**** SUPPLIED DATA

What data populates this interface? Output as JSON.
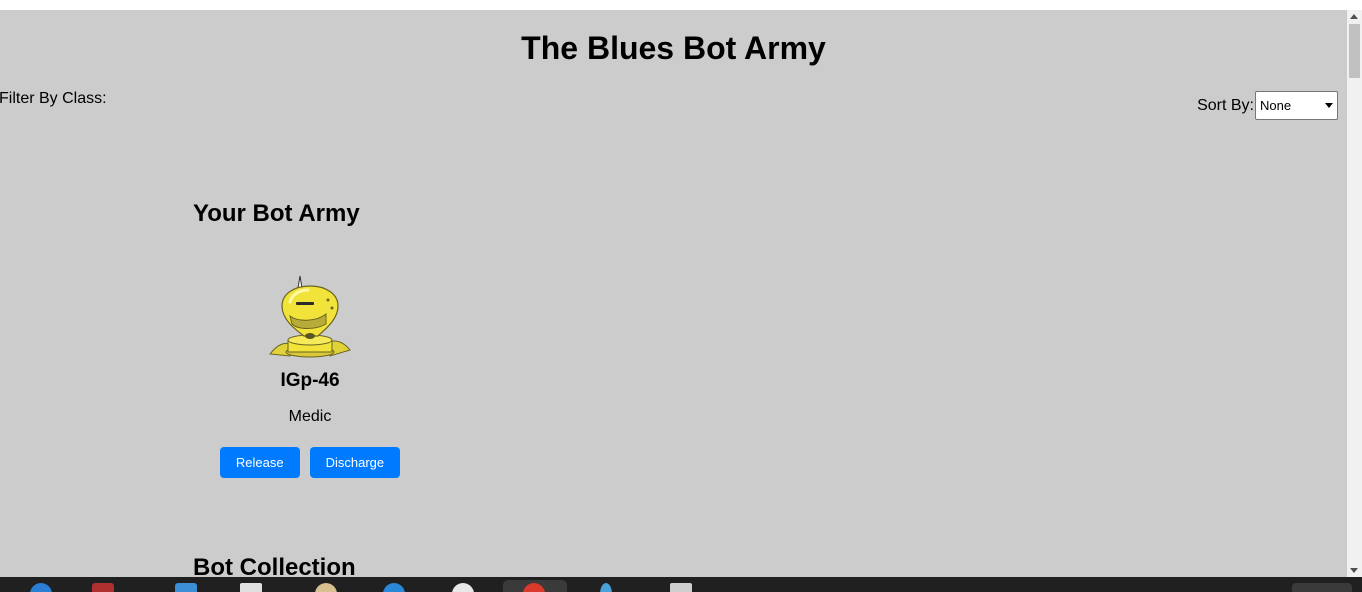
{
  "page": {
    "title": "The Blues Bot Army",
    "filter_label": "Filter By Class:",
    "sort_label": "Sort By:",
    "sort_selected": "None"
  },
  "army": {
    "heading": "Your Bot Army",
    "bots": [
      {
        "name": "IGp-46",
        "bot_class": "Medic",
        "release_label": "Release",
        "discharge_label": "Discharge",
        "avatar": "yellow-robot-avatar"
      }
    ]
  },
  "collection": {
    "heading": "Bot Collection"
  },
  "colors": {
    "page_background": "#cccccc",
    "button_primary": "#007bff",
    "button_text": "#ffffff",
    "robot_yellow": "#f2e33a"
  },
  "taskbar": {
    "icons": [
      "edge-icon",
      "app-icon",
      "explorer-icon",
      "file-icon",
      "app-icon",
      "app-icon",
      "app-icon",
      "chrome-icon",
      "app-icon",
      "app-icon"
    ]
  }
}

********

**WRITTEN EXERCISE:** Copy every record above exactly, leaving out the pictures.

**FINAL ANSWER:**
What data populates this interface? Output as JSON.
{
  "page": {
    "title": "The Blues Bot Army",
    "filter_label": "Filter By Class:",
    "sort_label": "Sort By:",
    "sort_selected": "None"
  },
  "army": {
    "heading": "Your Bot Army",
    "bots": [
      {
        "name": "IGp-46",
        "bot_class": "Medic",
        "release_label": "Release",
        "discharge_label": "Discharge",
        "avatar": "yellow-robot-avatar"
      }
    ]
  },
  "collection": {
    "heading": "Bot Collection"
  },
  "colors": {
    "page_background": "#cccccc",
    "button_primary": "#007bff",
    "button_text": "#ffffff",
    "robot_yellow": "#f2e33a"
  },
  "taskbar": {
    "icons": [
      "edge-icon",
      "app-icon",
      "explorer-icon",
      "file-icon",
      "app-icon",
      "app-icon",
      "app-icon",
      "chrome-icon",
      "app-icon",
      "app-icon"
    ]
  }
}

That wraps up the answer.